▶ Written request: Please update the entries below by replacing every "detail-label" with "field-label", keeping everything else unchanged.

▶ Data rows:
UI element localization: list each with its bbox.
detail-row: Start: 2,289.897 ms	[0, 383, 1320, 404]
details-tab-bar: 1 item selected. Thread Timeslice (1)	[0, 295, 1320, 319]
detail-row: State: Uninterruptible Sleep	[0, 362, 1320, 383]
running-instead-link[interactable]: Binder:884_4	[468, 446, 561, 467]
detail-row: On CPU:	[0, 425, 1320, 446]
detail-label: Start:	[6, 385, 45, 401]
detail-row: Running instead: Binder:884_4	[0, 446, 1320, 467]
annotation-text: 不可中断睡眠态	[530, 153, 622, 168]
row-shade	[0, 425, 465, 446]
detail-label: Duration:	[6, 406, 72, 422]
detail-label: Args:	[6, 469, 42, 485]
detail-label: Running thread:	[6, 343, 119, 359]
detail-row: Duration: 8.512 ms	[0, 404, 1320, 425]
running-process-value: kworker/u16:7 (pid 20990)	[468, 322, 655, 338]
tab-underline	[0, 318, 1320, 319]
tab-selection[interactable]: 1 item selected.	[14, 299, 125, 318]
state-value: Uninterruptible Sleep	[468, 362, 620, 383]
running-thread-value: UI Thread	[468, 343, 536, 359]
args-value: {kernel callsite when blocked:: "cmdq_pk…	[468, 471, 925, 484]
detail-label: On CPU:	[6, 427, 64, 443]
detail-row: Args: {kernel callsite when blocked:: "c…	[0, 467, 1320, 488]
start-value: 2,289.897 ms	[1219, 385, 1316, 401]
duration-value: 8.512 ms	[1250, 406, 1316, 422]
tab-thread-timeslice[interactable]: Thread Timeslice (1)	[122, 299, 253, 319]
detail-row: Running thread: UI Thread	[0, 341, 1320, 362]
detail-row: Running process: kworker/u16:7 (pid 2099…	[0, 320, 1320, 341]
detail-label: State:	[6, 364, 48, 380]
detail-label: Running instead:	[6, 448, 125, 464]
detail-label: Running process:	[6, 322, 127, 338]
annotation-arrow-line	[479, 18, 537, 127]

▶ Exercise output:
UI element localization: list each with its bbox.
detail-row: Start: 2,289.897 ms	[0, 383, 1320, 404]
details-tab-bar: 1 item selected. Thread Timeslice (1)	[0, 295, 1320, 319]
detail-row: State: Uninterruptible Sleep	[0, 362, 1320, 383]
running-instead-link[interactable]: Binder:884_4	[468, 446, 561, 467]
detail-row: On CPU:	[0, 425, 1320, 446]
field-label: Start:	[6, 385, 45, 401]
detail-row: Running instead: Binder:884_4	[0, 446, 1320, 467]
annotation-text: 不可中断睡眠态	[530, 153, 622, 168]
row-shade	[0, 425, 465, 446]
field-label: Duration:	[6, 406, 72, 422]
field-label: Args:	[6, 469, 42, 485]
field-label: Running thread:	[6, 343, 119, 359]
detail-row: Duration: 8.512 ms	[0, 404, 1320, 425]
running-process-value: kworker/u16:7 (pid 20990)	[468, 322, 655, 338]
tab-underline	[0, 318, 1320, 319]
tab-selection[interactable]: 1 item selected.	[14, 299, 125, 318]
state-value: Uninterruptible Sleep	[468, 362, 620, 383]
running-thread-value: UI Thread	[468, 343, 536, 359]
args-value: {kernel callsite when blocked:: "cmdq_pk…	[468, 471, 925, 484]
field-label: On CPU:	[6, 427, 64, 443]
detail-row: Args: {kernel callsite when blocked:: "c…	[0, 467, 1320, 488]
start-value: 2,289.897 ms	[1219, 385, 1316, 401]
duration-value: 8.512 ms	[1250, 406, 1316, 422]
tab-thread-timeslice[interactable]: Thread Timeslice (1)	[122, 299, 253, 319]
detail-row: Running thread: UI Thread	[0, 341, 1320, 362]
detail-row: Running process: kworker/u16:7 (pid 2099…	[0, 320, 1320, 341]
field-label: State:	[6, 364, 48, 380]
field-label: Running instead:	[6, 448, 125, 464]
field-label: Running process:	[6, 322, 127, 338]
annotation-arrow-line	[479, 18, 537, 127]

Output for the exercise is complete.